-- begin Dataset excerpts --
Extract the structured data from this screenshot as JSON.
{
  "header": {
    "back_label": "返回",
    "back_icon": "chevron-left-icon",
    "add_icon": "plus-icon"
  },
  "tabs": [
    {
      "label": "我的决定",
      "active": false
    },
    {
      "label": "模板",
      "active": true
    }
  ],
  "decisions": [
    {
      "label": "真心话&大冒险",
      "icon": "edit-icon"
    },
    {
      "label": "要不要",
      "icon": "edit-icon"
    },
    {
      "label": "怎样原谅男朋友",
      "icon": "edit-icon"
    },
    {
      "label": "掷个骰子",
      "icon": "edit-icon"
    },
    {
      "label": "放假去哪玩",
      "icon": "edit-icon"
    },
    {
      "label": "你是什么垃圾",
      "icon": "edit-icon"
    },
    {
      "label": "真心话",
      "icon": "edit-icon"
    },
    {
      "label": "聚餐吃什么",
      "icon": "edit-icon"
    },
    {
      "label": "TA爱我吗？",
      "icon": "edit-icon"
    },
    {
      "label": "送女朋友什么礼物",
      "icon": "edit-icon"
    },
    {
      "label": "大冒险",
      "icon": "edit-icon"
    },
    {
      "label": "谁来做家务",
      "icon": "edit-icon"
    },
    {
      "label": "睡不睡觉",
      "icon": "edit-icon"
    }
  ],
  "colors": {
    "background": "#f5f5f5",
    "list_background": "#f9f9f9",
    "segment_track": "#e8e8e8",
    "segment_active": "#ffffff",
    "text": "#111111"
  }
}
-- end Dataset excerpts --
What is being asked – Restate the data above word for word, please.

Output for this exercise –
Extract the structured data from this screenshot as JSON.
{
  "header": {
    "back_label": "返回",
    "back_icon": "chevron-left-icon",
    "add_icon": "plus-icon"
  },
  "tabs": [
    {
      "label": "我的决定",
      "active": false
    },
    {
      "label": "模板",
      "active": true
    }
  ],
  "decisions": [
    {
      "label": "真心话&大冒险",
      "icon": "edit-icon"
    },
    {
      "label": "要不要",
      "icon": "edit-icon"
    },
    {
      "label": "怎样原谅男朋友",
      "icon": "edit-icon"
    },
    {
      "label": "掷个骰子",
      "icon": "edit-icon"
    },
    {
      "label": "放假去哪玩",
      "icon": "edit-icon"
    },
    {
      "label": "你是什么垃圾",
      "icon": "edit-icon"
    },
    {
      "label": "真心话",
      "icon": "edit-icon"
    },
    {
      "label": "聚餐吃什么",
      "icon": "edit-icon"
    },
    {
      "label": "TA爱我吗？",
      "icon": "edit-icon"
    },
    {
      "label": "送女朋友什么礼物",
      "icon": "edit-icon"
    },
    {
      "label": "大冒险",
      "icon": "edit-icon"
    },
    {
      "label": "谁来做家务",
      "icon": "edit-icon"
    },
    {
      "label": "睡不睡觉",
      "icon": "edit-icon"
    }
  ],
  "colors": {
    "background": "#f5f5f5",
    "list_background": "#f9f9f9",
    "segment_track": "#e8e8e8",
    "segment_active": "#ffffff",
    "text": "#111111"
  }
}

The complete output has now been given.